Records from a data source

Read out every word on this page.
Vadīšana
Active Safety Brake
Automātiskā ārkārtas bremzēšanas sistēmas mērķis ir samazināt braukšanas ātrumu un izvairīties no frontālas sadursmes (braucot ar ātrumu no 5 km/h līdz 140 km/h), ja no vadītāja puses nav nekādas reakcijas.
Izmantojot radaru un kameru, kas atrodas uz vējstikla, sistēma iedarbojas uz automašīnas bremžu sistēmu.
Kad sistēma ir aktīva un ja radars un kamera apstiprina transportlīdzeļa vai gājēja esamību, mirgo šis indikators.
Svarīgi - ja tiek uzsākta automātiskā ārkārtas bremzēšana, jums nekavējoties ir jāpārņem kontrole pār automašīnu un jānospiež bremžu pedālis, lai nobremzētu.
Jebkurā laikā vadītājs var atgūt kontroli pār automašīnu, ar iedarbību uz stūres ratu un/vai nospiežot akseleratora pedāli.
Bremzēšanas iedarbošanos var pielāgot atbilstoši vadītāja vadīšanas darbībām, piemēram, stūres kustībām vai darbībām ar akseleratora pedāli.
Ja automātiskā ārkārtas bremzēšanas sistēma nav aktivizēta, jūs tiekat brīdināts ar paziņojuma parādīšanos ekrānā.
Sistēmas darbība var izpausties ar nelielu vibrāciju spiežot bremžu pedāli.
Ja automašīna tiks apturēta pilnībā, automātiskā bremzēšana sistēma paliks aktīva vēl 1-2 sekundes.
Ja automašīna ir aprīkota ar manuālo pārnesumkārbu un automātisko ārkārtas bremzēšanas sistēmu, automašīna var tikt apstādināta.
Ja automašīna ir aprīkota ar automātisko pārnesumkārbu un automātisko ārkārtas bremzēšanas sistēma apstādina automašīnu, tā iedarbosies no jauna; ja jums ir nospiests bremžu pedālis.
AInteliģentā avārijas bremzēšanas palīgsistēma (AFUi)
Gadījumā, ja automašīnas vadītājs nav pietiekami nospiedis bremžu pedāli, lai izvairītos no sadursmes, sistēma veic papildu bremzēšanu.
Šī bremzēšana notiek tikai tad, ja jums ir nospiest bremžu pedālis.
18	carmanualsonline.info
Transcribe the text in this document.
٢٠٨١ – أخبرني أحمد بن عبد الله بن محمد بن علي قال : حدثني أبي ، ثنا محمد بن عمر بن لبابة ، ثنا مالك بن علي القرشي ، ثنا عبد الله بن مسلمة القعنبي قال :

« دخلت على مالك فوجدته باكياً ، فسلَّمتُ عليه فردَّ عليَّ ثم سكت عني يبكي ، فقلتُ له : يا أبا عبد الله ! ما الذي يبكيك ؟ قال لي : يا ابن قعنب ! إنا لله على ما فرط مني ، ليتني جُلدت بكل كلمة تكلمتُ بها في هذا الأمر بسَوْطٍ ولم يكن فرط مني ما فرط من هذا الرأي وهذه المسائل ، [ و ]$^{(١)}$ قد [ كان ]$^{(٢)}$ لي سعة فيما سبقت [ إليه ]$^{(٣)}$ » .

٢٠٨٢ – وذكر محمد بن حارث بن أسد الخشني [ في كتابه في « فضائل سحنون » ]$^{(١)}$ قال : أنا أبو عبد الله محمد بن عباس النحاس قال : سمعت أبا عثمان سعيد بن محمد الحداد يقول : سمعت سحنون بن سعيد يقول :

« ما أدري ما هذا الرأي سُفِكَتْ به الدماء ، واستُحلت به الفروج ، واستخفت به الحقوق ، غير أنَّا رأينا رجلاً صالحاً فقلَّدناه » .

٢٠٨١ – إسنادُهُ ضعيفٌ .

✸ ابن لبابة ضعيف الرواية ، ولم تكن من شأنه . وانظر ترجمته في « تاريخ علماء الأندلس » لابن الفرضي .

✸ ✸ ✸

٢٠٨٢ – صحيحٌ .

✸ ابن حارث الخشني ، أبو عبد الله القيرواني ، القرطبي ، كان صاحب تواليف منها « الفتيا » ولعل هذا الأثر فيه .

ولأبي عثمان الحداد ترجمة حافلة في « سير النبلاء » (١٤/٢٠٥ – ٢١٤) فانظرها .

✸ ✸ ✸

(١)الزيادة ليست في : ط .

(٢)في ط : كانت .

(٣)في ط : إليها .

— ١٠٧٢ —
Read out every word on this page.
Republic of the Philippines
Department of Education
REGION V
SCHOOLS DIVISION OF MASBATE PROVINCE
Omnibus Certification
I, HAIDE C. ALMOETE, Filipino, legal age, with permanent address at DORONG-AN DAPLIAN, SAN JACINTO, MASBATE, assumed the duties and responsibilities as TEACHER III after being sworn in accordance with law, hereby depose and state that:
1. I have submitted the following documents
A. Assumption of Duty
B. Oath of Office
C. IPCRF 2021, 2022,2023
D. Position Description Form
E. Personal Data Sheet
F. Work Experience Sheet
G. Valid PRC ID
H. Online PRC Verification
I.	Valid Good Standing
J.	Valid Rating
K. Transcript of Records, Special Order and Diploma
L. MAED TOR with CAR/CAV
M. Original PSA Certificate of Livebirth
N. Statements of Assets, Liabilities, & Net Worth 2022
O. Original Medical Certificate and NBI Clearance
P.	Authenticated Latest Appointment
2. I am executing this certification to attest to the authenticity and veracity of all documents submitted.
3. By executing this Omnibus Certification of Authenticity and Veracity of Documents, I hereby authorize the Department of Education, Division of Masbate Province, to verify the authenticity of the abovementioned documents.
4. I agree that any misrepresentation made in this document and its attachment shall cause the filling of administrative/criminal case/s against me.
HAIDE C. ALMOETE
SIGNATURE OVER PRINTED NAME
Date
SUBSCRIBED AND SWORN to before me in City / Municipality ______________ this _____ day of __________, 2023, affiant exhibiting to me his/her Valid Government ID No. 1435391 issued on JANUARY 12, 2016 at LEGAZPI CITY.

● **Task directions**:
Output all preceding records character for character.

● **Full response**:
Read out every word on this page.
Vadīšana
Active Safety Brake
Automātiskā ārkārtas bremzēšanas sistēmas mērķis ir samazināt braukšanas ātrumu un izvairīties no frontālas sadursmes (braucot ar ātrumu no 5 km/h līdz 140 km/h), ja no vadītāja puses nav nekādas reakcijas.
Izmantojot radaru un kameru, kas atrodas uz vējstikla, sistēma iedarbojas uz automašīnas bremžu sistēmu.
Kad sistēma ir aktīva un ja radars un kamera apstiprina transportlīdzeļa vai gājēja esamību, mirgo šis indikators.
Svarīgi - ja tiek uzsākta automātiskā ārkārtas bremzēšana, jums nekavējoties ir jāpārņem kontrole pār automašīnu un jānospiež bremžu pedālis, lai nobremzētu.
Jebkurā laikā vadītājs var atgūt kontroli pār automašīnu, ar iedarbību uz stūres ratu un/vai nospiežot akseleratora pedāli.
Bremzēšanas iedarbošanos var pielāgot atbilstoši vadītāja vadīšanas darbībām, piemēram, stūres kustībām vai darbībām ar akseleratora pedāli.
Ja automātiskā ārkārtas bremzēšanas sistēma nav aktivizēta, jūs tiekat brīdināts ar paziņojuma parādīšanos ekrānā.
Sistēmas darbība var izpausties ar nelielu vibrāciju spiežot bremžu pedāli.
Ja automašīna tiks apturēta pilnībā, automātiskā bremzēšana sistēma paliks aktīva vēl 1-2 sekundes.
Ja automašīna ir aprīkota ar manuālo pārnesumkārbu un automātisko ārkārtas bremzēšanas sistēmu, automašīna var tikt apstādināta.
Ja automašīna ir aprīkota ar automātisko pārnesumkārbu un automātisko ārkārtas bremzēšanas sistēma apstādina automašīnu, tā iedarbosies no jauna; ja jums ir nospiests bremžu pedālis.
AInteliģentā avārijas bremzēšanas palīgsistēma (AFUi)
Gadījumā, ja automašīnas vadītājs nav pietiekami nospiedis bremžu pedāli, lai izvairītos no sadursmes, sistēma veic papildu bremzēšanu.
Šī bremzēšana notiek tikai tad, ja jums ir nospiest bremžu pedālis.
18	carmanualsonline.info
Transcribe the text in this document.
٢٠٨١ – أخبرني أحمد بن عبد الله بن محمد بن علي قال : حدثني أبي ، ثنا محمد بن عمر بن لبابة ، ثنا مالك بن علي القرشي ، ثنا عبد الله بن مسلمة القعنبي قال :

« دخلت على مالك فوجدته باكياً ، فسلَّمتُ عليه فردَّ عليَّ ثم سكت عني يبكي ، فقلتُ له : يا أبا عبد الله ! ما الذي يبكيك ؟ قال لي : يا ابن قعنب ! إنا لله على ما فرط مني ، ليتني جُلدت بكل كلمة تكلمتُ بها في هذا الأمر بسَوْطٍ ولم يكن فرط مني ما فرط من هذا الرأي وهذه المسائل ، [ و ]$^{(١)}$ قد [ كان ]$^{(٢)}$ لي سعة فيما سبقت [ إليه ]$^{(٣)}$ » .

٢٠٨٢ – وذكر محمد بن حارث بن أسد الخشني [ في كتابه في « فضائل سحنون » ]$^{(١)}$ قال : أنا أبو عبد الله محمد بن عباس النحاس قال : سمعت أبا عثمان سعيد بن محمد الحداد يقول : سمعت سحنون بن سعيد يقول :

« ما أدري ما هذا الرأي سُفِكَتْ به الدماء ، واستُحلت به الفروج ، واستخفت به الحقوق ، غير أنَّا رأينا رجلاً صالحاً فقلَّدناه » .

٢٠٨١ – إسنادُهُ ضعيفٌ .

✸ ابن لبابة ضعيف الرواية ، ولم تكن من شأنه . وانظر ترجمته في « تاريخ علماء الأندلس » لابن الفرضي .

✸ ✸ ✸

٢٠٨٢ – صحيحٌ .

✸ ابن حارث الخشني ، أبو عبد الله القيرواني ، القرطبي ، كان صاحب تواليف منها « الفتيا » ولعل هذا الأثر فيه .

ولأبي عثمان الحداد ترجمة حافلة في « سير النبلاء » (١٤/٢٠٥ – ٢١٤) فانظرها .

✸ ✸ ✸

(١)الزيادة ليست في : ط .

(٢)في ط : كانت .

(٣)في ط : إليها .

— ١٠٧٢ —
Read out every word on this page.
Republic of the Philippines
Department of Education
REGION V
SCHOOLS DIVISION OF MASBATE PROVINCE
Omnibus Certification
I, HAIDE C. ALMOETE, Filipino, legal age, with permanent address at DORONG-AN DAPLIAN, SAN JACINTO, MASBATE, assumed the duties and responsibilities as TEACHER III after being sworn in accordance with law, hereby depose and state that:
1. I have submitted the following documents
A. Assumption of Duty
B. Oath of Office
C. IPCRF 2021, 2022,2023
D. Position Description Form
E. Personal Data Sheet
F. Work Experience Sheet
G. Valid PRC ID
H. Online PRC Verification
I.	Valid Good Standing
J.	Valid Rating
K. Transcript of Records, Special Order and Diploma
L. MAED TOR with CAR/CAV
M. Original PSA Certificate of Livebirth
N. Statements of Assets, Liabilities, & Net Worth 2022
O. Original Medical Certificate and NBI Clearance
P.	Authenticated Latest Appointment
2. I am executing this certification to attest to the authenticity and veracity of all documents submitted.
3. By executing this Omnibus Certification of Authenticity and Veracity of Documents, I hereby authorize the Department of Education, Division of Masbate Province, to verify the authenticity of the abovementioned documents.
4. I agree that any misrepresentation made in this document and its attachment shall cause the filling of administrative/criminal case/s against me.
HAIDE C. ALMOETE
SIGNATURE OVER PRINTED NAME
Date
SUBSCRIBED AND SWORN to before me in City / Municipality ______________ this _____ day of __________, 2023, affiant exhibiting to me his/her Valid Government ID No. 1435391 issued on JANUARY 12, 2016 at LEGAZPI CITY.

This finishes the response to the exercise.